EXTRACTED RECORDS:

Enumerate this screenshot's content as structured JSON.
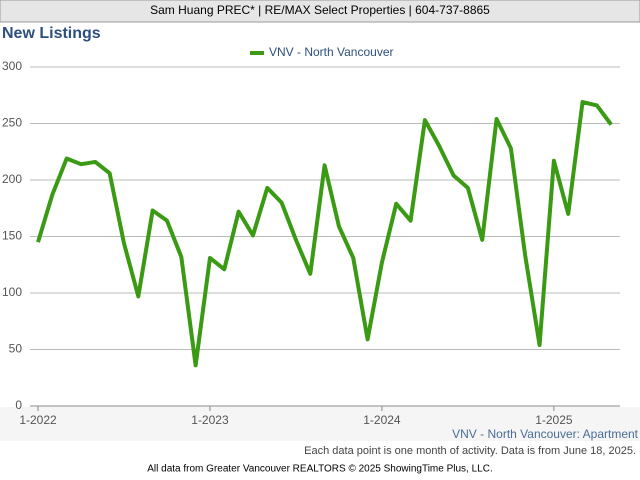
{
  "header": "Sam Huang PREC* | RE/MAX Select Properties | 604-737-8865",
  "chart_data": {
    "type": "line",
    "title": "New Listings",
    "categories": [
      "1-2022",
      null,
      null,
      null,
      null,
      null,
      null,
      null,
      null,
      null,
      null,
      null,
      "1-2023",
      null,
      null,
      null,
      null,
      null,
      null,
      null,
      null,
      null,
      null,
      null,
      "1-2024",
      null,
      null,
      null,
      null,
      null,
      null,
      null,
      null,
      null,
      null,
      null,
      "1-2025",
      null,
      null,
      null,
      null
    ],
    "series": [
      {
        "name": "VNV - North Vancouver",
        "color": "#3a9a14",
        "values": [
          145,
          187,
          219,
          214,
          216,
          206,
          144,
          97,
          173,
          164,
          132,
          36,
          131,
          121,
          172,
          151,
          193,
          180,
          147,
          117,
          213,
          159,
          131,
          59,
          127,
          179,
          164,
          253,
          230,
          204,
          193,
          147,
          254,
          228,
          133,
          54,
          217,
          170,
          269,
          266,
          249
        ]
      }
    ],
    "ylim": [
      0,
      300
    ],
    "yticks": [
      0,
      50,
      100,
      150,
      200,
      250,
      300
    ],
    "grid": true,
    "legend": "top",
    "subtitle": "VNV - North Vancouver: Apartment",
    "note": "Each data point is one month of activity. Data is from June 18, 2025."
  },
  "footer": "All data from Greater Vancouver REALTORS © 2025 ShowingTime Plus, LLC."
}
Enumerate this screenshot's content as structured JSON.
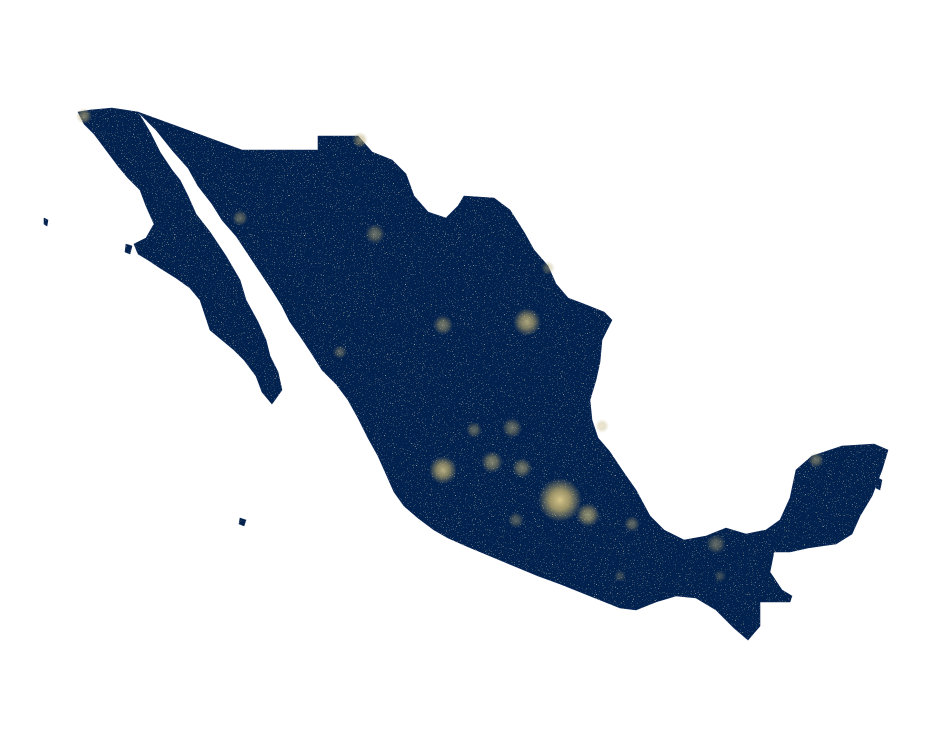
{
  "map": {
    "region": "Mexico",
    "land_color": "#01214f",
    "light_color": "#b5a56b",
    "background_color": "#ffffff"
  },
  "light_clusters": [
    {
      "name": "mexico-city-lights",
      "intensity": 1.0
    },
    {
      "name": "guadalajara-lights",
      "intensity": 0.85
    },
    {
      "name": "monterrey-lights",
      "intensity": 0.8
    },
    {
      "name": "puebla-lights",
      "intensity": 0.7
    },
    {
      "name": "leon-lights",
      "intensity": 0.6
    },
    {
      "name": "queretaro-lights",
      "intensity": 0.55
    },
    {
      "name": "san-luis-potosi-lights",
      "intensity": 0.5
    },
    {
      "name": "torreon-lights",
      "intensity": 0.55
    },
    {
      "name": "chihuahua-lights",
      "intensity": 0.5
    },
    {
      "name": "juarez-lights",
      "intensity": 0.55
    },
    {
      "name": "tijuana-lights",
      "intensity": 0.6
    },
    {
      "name": "merida-lights",
      "intensity": 0.5
    },
    {
      "name": "villahermosa-lights",
      "intensity": 0.45
    },
    {
      "name": "veracruz-lights",
      "intensity": 0.45
    },
    {
      "name": "hermosillo-lights",
      "intensity": 0.45
    },
    {
      "name": "culiacan-lights",
      "intensity": 0.4
    },
    {
      "name": "aguascalientes-lights",
      "intensity": 0.45
    },
    {
      "name": "morelia-lights",
      "intensity": 0.4
    },
    {
      "name": "tampico-lights",
      "intensity": 0.4
    },
    {
      "name": "reynosa-lights",
      "intensity": 0.4
    },
    {
      "name": "oaxaca-lights",
      "intensity": 0.3
    },
    {
      "name": "tuxtla-lights",
      "intensity": 0.3
    }
  ]
}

PROBLEM STATEMENT: Reproduce all entries without any change, and omit the pictures.

THE RESPONSE:
Enumerate this screenshot's content as structured JSON.
{
  "header": "Sam Huang PREC* | RE/MAX Select Properties | 604-737-8865",
  "chart_data": {
    "type": "line",
    "title": "New Listings",
    "categories": [
      "1-2022",
      null,
      null,
      null,
      null,
      null,
      null,
      null,
      null,
      null,
      null,
      null,
      "1-2023",
      null,
      null,
      null,
      null,
      null,
      null,
      null,
      null,
      null,
      null,
      null,
      "1-2024",
      null,
      null,
      null,
      null,
      null,
      null,
      null,
      null,
      null,
      null,
      null,
      "1-2025",
      null,
      null,
      null,
      null
    ],
    "series": [
      {
        "name": "VNV - North Vancouver",
        "color": "#3a9a14",
        "values": [
          145,
          187,
          219,
          214,
          216,
          206,
          144,
          97,
          173,
          164,
          132,
          36,
          131,
          121,
          172,
          151,
          193,
          180,
          147,
          117,
          213,
          159,
          131,
          59,
          127,
          179,
          164,
          253,
          230,
          204,
          193,
          147,
          254,
          228,
          133,
          54,
          217,
          170,
          269,
          266,
          249
        ]
      }
    ],
    "ylim": [
      0,
      300
    ],
    "yticks": [
      0,
      50,
      100,
      150,
      200,
      250,
      300
    ],
    "grid": true,
    "legend": "top",
    "subtitle": "VNV - North Vancouver: Apartment",
    "note": "Each data point is one month of activity. Data is from June 18, 2025."
  },
  "footer": "All data from Greater Vancouver REALTORS © 2025 ShowingTime Plus, LLC."
}
Enumerate this screenshot's content as structured JSON.
{
  "map": {
    "region": "Mexico",
    "land_color": "#01214f",
    "light_color": "#b5a56b",
    "background_color": "#ffffff"
  },
  "light_clusters": [
    {
      "name": "mexico-city-lights",
      "intensity": 1.0
    },
    {
      "name": "guadalajara-lights",
      "intensity": 0.85
    },
    {
      "name": "monterrey-lights",
      "intensity": 0.8
    },
    {
      "name": "puebla-lights",
      "intensity": 0.7
    },
    {
      "name": "leon-lights",
      "intensity": 0.6
    },
    {
      "name": "queretaro-lights",
      "intensity": 0.55
    },
    {
      "name": "san-luis-potosi-lights",
      "intensity": 0.5
    },
    {
      "name": "torreon-lights",
      "intensity": 0.55
    },
    {
      "name": "chihuahua-lights",
      "intensity": 0.5
    },
    {
      "name": "juarez-lights",
      "intensity": 0.55
    },
    {
      "name": "tijuana-lights",
      "intensity": 0.6
    },
    {
      "name": "merida-lights",
      "intensity": 0.5
    },
    {
      "name": "villahermosa-lights",
      "intensity": 0.45
    },
    {
      "name": "veracruz-lights",
      "intensity": 0.45
    },
    {
      "name": "hermosillo-lights",
      "intensity": 0.45
    },
    {
      "name": "culiacan-lights",
      "intensity": 0.4
    },
    {
      "name": "aguascalientes-lights",
      "intensity": 0.45
    },
    {
      "name": "morelia-lights",
      "intensity": 0.4
    },
    {
      "name": "tampico-lights",
      "intensity": 0.4
    },
    {
      "name": "reynosa-lights",
      "intensity": 0.4
    },
    {
      "name": "oaxaca-lights",
      "intensity": 0.3
    },
    {
      "name": "tuxtla-lights",
      "intensity": 0.3
    }
  ]
}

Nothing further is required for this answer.